_Written problem:_ Go through the entries below and collect each line with the string "curthooks" in it.

-- Start Dataset content --

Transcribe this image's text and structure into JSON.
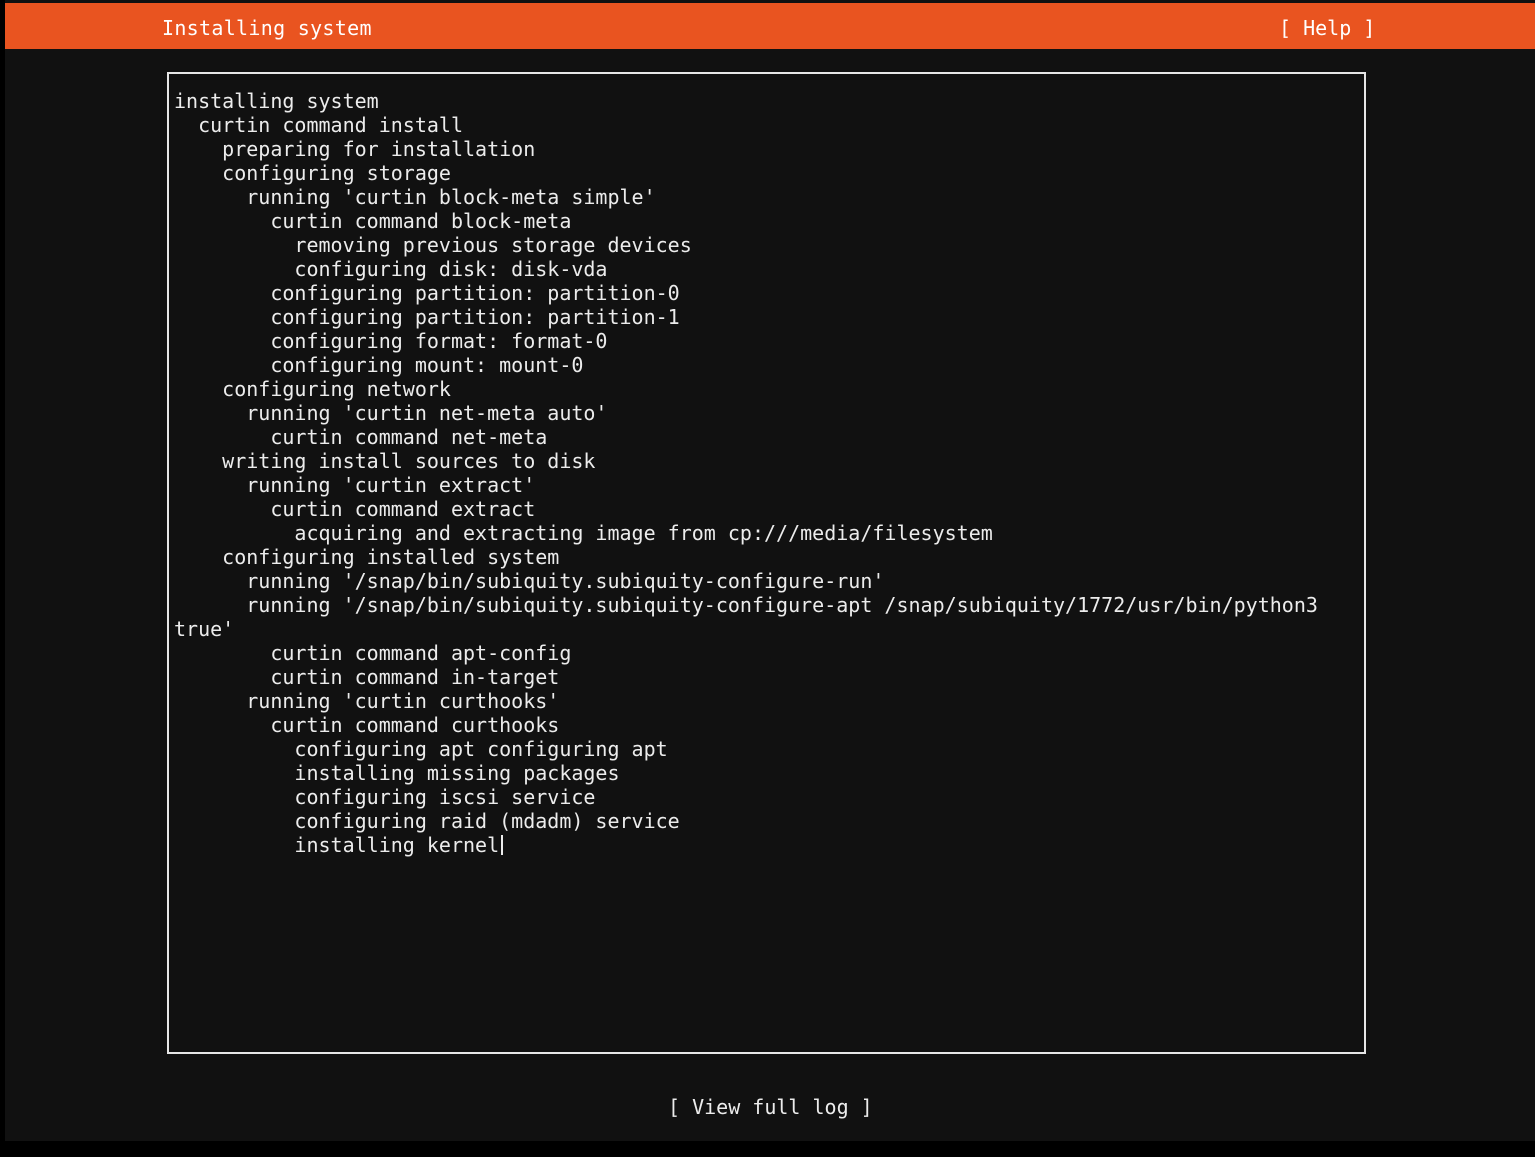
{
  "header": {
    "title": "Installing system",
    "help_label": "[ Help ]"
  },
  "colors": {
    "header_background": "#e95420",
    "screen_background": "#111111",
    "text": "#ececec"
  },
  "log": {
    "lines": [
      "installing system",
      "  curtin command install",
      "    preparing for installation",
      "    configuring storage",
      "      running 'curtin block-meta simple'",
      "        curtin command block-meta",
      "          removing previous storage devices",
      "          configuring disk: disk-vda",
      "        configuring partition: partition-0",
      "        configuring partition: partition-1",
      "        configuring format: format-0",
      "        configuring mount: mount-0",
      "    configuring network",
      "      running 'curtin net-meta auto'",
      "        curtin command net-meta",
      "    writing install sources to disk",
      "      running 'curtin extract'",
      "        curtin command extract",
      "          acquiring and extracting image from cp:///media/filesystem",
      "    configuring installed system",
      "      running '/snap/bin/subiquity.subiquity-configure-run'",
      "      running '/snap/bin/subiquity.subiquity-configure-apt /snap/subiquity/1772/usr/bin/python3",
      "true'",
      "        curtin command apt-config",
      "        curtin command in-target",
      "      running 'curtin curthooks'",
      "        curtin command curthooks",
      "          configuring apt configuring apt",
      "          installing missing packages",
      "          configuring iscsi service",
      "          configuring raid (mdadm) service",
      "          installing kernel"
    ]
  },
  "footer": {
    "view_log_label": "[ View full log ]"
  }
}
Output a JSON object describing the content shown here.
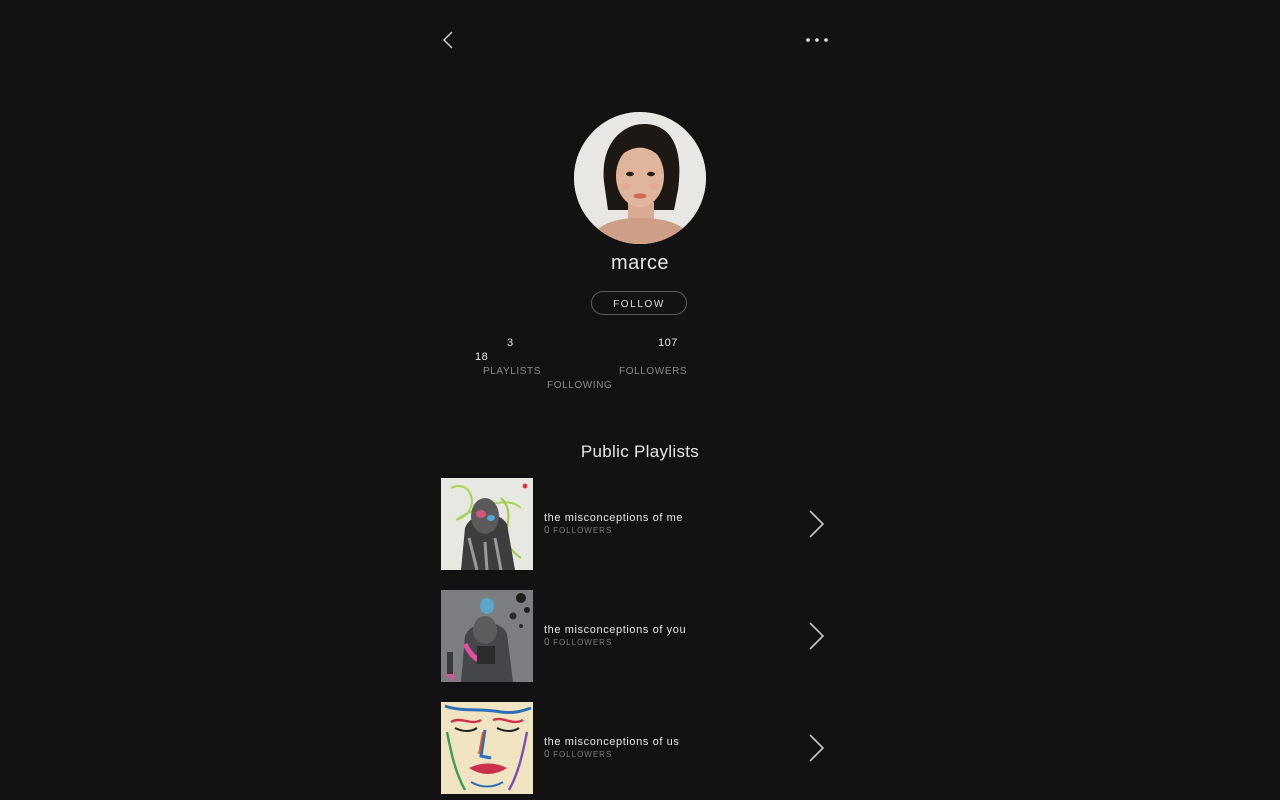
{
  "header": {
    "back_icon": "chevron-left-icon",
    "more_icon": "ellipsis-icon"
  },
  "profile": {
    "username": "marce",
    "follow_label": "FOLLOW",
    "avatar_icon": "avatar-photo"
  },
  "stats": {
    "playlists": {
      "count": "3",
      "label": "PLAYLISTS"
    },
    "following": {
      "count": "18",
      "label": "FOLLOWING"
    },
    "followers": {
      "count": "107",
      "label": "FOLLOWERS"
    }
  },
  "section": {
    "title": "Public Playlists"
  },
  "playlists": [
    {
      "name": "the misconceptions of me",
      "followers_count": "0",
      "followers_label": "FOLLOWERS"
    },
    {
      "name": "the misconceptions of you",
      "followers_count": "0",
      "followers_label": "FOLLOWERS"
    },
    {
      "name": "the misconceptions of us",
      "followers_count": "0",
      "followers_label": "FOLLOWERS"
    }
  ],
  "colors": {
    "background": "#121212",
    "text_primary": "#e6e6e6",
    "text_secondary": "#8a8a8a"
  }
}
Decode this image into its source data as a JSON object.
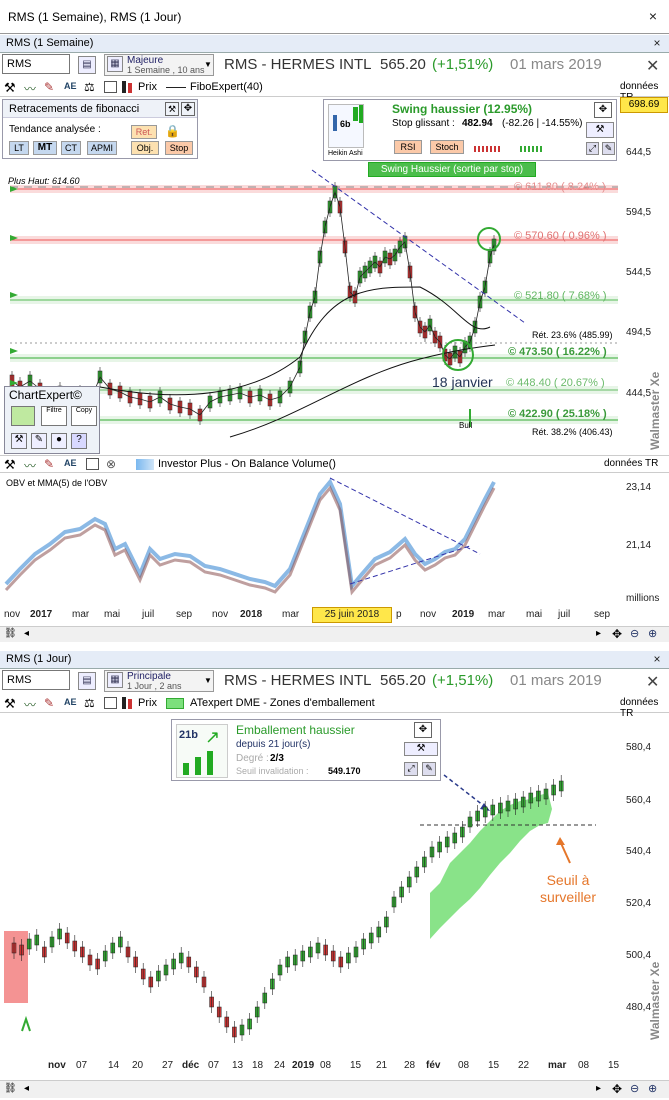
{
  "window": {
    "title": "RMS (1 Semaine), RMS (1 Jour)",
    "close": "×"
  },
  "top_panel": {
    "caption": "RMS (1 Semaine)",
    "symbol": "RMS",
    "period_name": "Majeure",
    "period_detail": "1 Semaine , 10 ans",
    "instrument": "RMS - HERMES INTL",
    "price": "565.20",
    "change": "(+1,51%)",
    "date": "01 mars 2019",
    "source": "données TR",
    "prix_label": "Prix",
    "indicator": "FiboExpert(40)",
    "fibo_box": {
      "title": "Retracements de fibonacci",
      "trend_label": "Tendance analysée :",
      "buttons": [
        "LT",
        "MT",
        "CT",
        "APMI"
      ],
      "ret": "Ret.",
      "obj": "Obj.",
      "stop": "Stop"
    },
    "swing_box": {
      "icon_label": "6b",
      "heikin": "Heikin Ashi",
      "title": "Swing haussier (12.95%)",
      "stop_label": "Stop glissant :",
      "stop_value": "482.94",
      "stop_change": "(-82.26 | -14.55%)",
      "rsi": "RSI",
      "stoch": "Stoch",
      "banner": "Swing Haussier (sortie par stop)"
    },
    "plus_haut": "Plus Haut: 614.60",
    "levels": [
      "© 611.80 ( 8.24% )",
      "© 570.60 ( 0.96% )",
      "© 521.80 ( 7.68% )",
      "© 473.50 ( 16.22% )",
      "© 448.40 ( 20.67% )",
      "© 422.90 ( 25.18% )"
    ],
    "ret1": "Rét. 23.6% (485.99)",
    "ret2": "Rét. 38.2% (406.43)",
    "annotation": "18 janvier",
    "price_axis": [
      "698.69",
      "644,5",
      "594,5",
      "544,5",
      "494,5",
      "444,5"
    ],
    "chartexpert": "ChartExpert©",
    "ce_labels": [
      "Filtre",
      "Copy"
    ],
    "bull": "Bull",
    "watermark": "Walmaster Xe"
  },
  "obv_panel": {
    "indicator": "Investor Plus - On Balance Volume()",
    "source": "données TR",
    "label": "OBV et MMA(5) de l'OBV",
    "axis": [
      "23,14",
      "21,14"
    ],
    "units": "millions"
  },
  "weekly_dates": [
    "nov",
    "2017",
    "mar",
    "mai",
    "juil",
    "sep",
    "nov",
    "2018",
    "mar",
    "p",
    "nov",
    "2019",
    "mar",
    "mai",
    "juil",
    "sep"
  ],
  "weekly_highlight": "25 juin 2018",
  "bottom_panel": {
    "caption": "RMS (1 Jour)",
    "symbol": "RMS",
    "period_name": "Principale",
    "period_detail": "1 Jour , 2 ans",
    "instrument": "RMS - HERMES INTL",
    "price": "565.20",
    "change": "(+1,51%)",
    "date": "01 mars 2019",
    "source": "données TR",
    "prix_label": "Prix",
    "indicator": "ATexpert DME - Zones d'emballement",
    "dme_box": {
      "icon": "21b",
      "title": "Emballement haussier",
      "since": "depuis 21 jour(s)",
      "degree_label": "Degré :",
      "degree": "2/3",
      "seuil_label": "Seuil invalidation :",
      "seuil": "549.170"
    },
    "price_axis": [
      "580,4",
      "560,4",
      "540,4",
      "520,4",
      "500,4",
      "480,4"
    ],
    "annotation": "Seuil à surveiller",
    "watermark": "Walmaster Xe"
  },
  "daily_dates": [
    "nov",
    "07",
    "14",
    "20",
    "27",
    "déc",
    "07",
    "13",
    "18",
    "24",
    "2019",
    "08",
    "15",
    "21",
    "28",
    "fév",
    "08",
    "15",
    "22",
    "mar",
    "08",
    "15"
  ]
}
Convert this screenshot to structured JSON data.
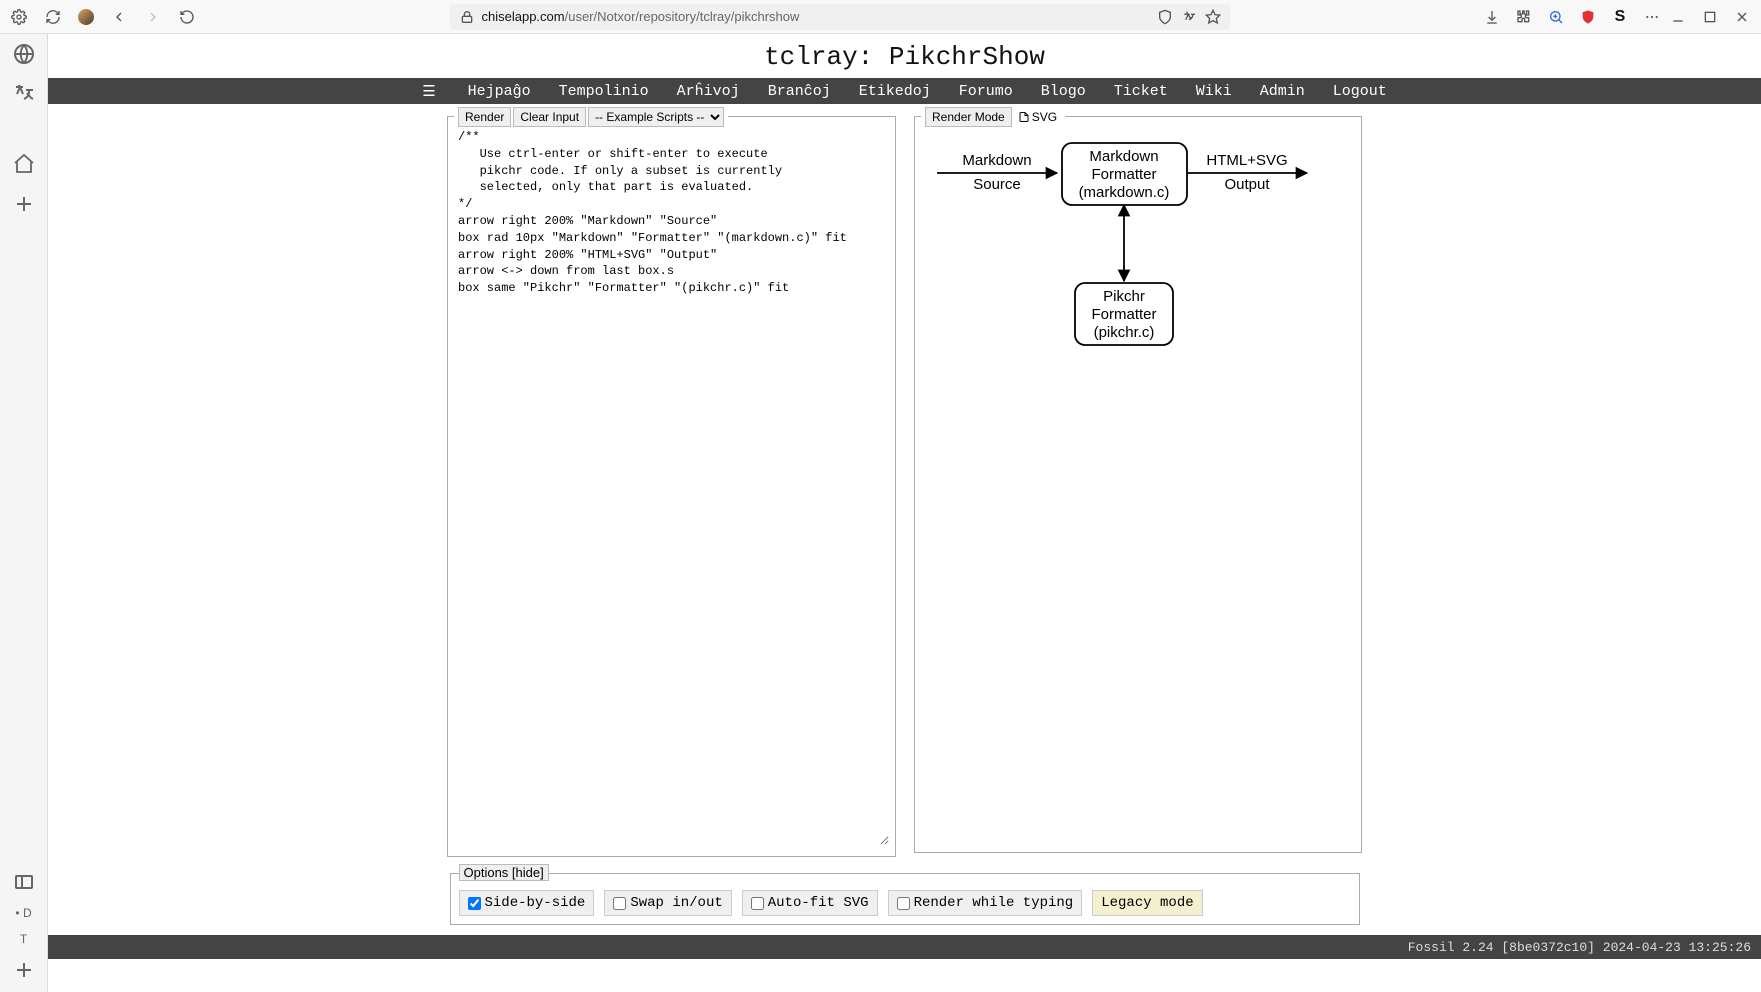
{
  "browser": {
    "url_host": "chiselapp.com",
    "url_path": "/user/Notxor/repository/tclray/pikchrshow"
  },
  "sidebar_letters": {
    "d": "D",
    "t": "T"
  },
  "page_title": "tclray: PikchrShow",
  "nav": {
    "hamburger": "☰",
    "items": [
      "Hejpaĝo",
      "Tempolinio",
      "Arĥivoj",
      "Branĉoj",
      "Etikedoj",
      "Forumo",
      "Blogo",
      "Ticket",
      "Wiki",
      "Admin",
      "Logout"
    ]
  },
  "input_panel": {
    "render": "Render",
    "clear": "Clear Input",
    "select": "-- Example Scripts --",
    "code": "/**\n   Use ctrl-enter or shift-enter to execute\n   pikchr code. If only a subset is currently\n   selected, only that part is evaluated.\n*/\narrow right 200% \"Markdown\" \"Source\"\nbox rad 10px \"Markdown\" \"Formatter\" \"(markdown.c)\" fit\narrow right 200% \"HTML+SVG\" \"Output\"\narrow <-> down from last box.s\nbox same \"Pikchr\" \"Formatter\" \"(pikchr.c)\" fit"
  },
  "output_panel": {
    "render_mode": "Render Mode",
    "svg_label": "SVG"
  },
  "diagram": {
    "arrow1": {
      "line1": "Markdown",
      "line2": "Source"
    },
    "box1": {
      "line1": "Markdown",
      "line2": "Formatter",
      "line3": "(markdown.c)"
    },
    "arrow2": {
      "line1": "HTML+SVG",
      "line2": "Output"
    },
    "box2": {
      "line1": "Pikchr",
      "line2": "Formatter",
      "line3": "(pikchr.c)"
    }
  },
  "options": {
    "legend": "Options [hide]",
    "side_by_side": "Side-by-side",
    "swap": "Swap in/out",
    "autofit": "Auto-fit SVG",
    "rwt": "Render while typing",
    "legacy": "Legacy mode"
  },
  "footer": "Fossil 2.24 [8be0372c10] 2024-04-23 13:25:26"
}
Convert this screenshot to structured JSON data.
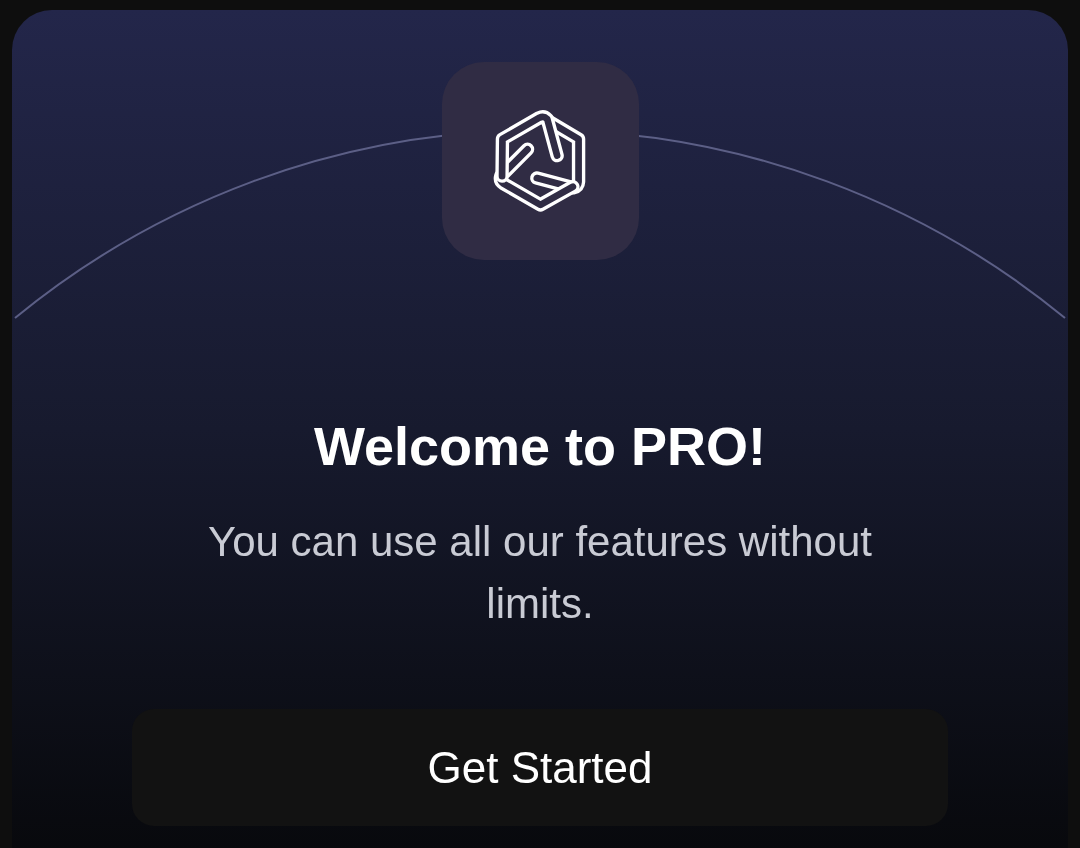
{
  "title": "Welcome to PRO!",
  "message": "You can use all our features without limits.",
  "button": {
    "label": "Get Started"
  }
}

-- End Dataset content --

_Response:_
      "      running 'curtin curthooks'",
      "        curtin command curthooks",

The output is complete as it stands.